Task details: Skip the pictures and quote all of the lines exactly.

Data for the task:
------------------------

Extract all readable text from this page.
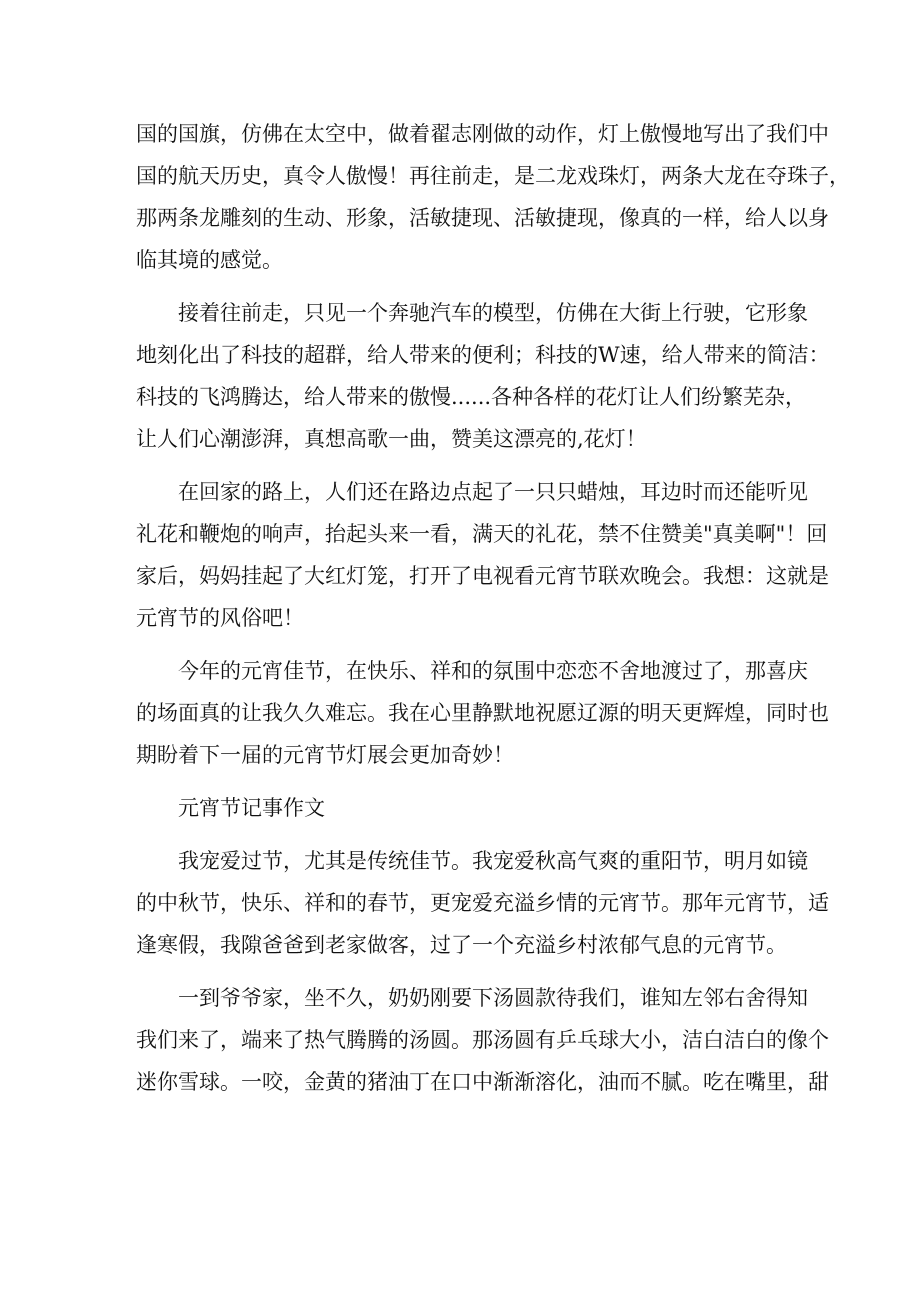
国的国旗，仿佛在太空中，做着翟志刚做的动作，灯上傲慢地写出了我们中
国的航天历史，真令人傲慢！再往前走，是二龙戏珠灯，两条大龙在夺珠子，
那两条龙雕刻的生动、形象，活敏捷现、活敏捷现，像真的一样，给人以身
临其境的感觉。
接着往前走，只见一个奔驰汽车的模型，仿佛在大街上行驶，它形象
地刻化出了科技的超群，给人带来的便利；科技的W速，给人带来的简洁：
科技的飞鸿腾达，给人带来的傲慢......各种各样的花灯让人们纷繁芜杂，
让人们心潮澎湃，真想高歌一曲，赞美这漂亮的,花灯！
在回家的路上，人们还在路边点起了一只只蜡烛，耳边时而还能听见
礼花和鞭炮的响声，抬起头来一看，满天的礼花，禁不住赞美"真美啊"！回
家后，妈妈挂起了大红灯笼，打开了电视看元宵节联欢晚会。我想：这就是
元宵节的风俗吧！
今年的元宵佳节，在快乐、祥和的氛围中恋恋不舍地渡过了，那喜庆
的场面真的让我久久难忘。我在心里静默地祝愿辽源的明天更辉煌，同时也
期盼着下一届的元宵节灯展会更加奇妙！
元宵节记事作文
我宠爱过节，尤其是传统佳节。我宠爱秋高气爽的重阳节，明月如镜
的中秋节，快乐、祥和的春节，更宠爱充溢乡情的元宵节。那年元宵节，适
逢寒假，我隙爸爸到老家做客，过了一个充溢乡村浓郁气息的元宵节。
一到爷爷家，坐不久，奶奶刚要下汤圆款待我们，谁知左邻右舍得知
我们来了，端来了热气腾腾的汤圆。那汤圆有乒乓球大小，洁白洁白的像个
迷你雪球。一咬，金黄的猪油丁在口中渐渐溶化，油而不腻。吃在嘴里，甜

------------------------

Task answer:
Extract all readable text from this page.
国的国旗，仿佛在太空中，做着翟志刚做的动作，灯上傲慢地写出了我们中
国的航天历史，真令人傲慢！再往前走，是二龙戏珠灯，两条大龙在夺珠子，
那两条龙雕刻的生动、形象，活敏捷现、活敏捷现，像真的一样，给人以身
临其境的感觉。
接着往前走，只见一个奔驰汽车的模型，仿佛在大街上行驶，它形象
地刻化出了科技的超群，给人带来的便利；科技的W速，给人带来的简洁：
科技的飞鸿腾达，给人带来的傲慢......各种各样的花灯让人们纷繁芜杂，
让人们心潮澎湃，真想高歌一曲，赞美这漂亮的,花灯！
在回家的路上，人们还在路边点起了一只只蜡烛，耳边时而还能听见
礼花和鞭炮的响声，抬起头来一看，满天的礼花，禁不住赞美"真美啊"！回
家后，妈妈挂起了大红灯笼，打开了电视看元宵节联欢晚会。我想：这就是
元宵节的风俗吧！
今年的元宵佳节，在快乐、祥和的氛围中恋恋不舍地渡过了，那喜庆
的场面真的让我久久难忘。我在心里静默地祝愿辽源的明天更辉煌，同时也
期盼着下一届的元宵节灯展会更加奇妙！
元宵节记事作文
我宠爱过节，尤其是传统佳节。我宠爱秋高气爽的重阳节，明月如镜
的中秋节，快乐、祥和的春节，更宠爱充溢乡情的元宵节。那年元宵节，适
逢寒假，我隙爸爸到老家做客，过了一个充溢乡村浓郁气息的元宵节。
一到爷爷家，坐不久，奶奶刚要下汤圆款待我们，谁知左邻右舍得知
我们来了，端来了热气腾腾的汤圆。那汤圆有乒乓球大小，洁白洁白的像个
迷你雪球。一咬，金黄的猪油丁在口中渐渐溶化，油而不腻。吃在嘴里，甜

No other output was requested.